** BEGIN **
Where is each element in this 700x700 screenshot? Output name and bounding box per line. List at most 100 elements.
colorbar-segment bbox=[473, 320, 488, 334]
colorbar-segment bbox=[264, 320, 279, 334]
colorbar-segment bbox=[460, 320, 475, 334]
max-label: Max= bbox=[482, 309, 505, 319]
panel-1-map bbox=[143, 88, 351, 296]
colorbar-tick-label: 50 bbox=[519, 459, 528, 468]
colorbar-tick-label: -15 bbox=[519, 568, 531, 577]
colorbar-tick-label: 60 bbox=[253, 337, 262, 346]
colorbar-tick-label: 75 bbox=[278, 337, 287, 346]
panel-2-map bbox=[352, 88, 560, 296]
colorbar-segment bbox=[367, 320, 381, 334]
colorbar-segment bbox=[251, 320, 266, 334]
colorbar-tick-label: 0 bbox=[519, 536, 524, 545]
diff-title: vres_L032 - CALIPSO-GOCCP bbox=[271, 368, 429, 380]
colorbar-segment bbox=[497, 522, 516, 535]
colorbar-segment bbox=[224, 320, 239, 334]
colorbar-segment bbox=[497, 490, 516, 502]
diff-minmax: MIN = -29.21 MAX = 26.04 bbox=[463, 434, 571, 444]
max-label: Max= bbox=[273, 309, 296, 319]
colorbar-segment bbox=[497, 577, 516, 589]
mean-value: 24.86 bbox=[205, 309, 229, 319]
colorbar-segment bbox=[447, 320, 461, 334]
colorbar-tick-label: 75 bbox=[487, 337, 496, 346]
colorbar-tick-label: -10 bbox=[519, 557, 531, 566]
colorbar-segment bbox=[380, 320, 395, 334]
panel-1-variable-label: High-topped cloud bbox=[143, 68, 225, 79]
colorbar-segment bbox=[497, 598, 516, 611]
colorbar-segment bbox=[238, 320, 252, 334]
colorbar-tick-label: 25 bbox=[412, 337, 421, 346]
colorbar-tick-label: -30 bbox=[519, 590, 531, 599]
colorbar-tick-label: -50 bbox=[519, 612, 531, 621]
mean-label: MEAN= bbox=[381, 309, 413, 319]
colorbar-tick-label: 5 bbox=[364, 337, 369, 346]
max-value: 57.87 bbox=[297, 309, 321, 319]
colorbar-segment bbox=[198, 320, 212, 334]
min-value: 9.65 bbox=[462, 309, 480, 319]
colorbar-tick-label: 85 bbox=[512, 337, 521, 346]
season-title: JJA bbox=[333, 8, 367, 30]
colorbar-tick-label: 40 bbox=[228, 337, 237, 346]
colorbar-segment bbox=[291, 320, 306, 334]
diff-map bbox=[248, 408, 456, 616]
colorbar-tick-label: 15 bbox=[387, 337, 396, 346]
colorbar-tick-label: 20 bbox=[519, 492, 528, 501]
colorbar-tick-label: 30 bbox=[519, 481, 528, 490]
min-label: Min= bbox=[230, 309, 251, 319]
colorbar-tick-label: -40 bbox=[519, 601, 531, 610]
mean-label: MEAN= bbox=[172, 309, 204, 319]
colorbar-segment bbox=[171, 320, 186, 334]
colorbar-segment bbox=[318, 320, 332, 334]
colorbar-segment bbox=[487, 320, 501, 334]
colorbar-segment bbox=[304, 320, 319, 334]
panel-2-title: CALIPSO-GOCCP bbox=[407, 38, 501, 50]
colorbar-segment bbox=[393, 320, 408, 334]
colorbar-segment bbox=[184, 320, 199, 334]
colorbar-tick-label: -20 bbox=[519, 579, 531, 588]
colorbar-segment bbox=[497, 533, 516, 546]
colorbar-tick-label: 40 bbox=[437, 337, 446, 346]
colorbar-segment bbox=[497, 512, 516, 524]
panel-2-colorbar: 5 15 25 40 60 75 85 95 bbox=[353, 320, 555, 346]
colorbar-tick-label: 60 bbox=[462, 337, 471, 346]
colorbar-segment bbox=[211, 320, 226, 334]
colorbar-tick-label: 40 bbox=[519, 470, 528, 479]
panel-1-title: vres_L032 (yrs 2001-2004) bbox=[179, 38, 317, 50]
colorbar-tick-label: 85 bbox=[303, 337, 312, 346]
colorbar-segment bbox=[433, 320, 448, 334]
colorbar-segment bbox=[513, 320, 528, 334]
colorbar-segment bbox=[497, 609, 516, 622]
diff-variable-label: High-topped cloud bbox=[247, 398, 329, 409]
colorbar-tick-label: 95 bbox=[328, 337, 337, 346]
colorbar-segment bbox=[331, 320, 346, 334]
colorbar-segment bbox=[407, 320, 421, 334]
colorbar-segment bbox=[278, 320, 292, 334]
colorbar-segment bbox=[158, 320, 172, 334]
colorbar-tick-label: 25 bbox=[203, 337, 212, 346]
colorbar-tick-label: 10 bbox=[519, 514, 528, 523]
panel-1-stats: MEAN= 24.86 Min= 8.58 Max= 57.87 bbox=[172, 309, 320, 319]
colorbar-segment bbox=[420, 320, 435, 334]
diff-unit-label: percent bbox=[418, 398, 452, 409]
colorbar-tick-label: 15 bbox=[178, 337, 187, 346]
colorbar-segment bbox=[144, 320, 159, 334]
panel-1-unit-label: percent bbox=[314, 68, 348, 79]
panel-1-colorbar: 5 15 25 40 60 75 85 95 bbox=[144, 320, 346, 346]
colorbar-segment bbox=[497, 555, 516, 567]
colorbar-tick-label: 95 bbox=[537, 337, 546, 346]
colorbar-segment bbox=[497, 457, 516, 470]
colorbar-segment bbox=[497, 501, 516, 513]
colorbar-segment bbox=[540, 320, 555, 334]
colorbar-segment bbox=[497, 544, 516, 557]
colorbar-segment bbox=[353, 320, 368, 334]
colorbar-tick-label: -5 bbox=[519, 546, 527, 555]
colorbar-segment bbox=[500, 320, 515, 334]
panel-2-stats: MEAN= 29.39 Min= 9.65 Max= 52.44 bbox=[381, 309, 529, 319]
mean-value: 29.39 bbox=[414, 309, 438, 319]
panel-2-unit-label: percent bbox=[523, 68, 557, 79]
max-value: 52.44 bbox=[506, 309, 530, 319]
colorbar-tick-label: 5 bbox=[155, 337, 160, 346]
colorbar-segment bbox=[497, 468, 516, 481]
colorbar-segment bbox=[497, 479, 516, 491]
** END **
## Written instruction
Count the lines of the data above that contain the word "percent". Reply with the number alone.

## Written solution
3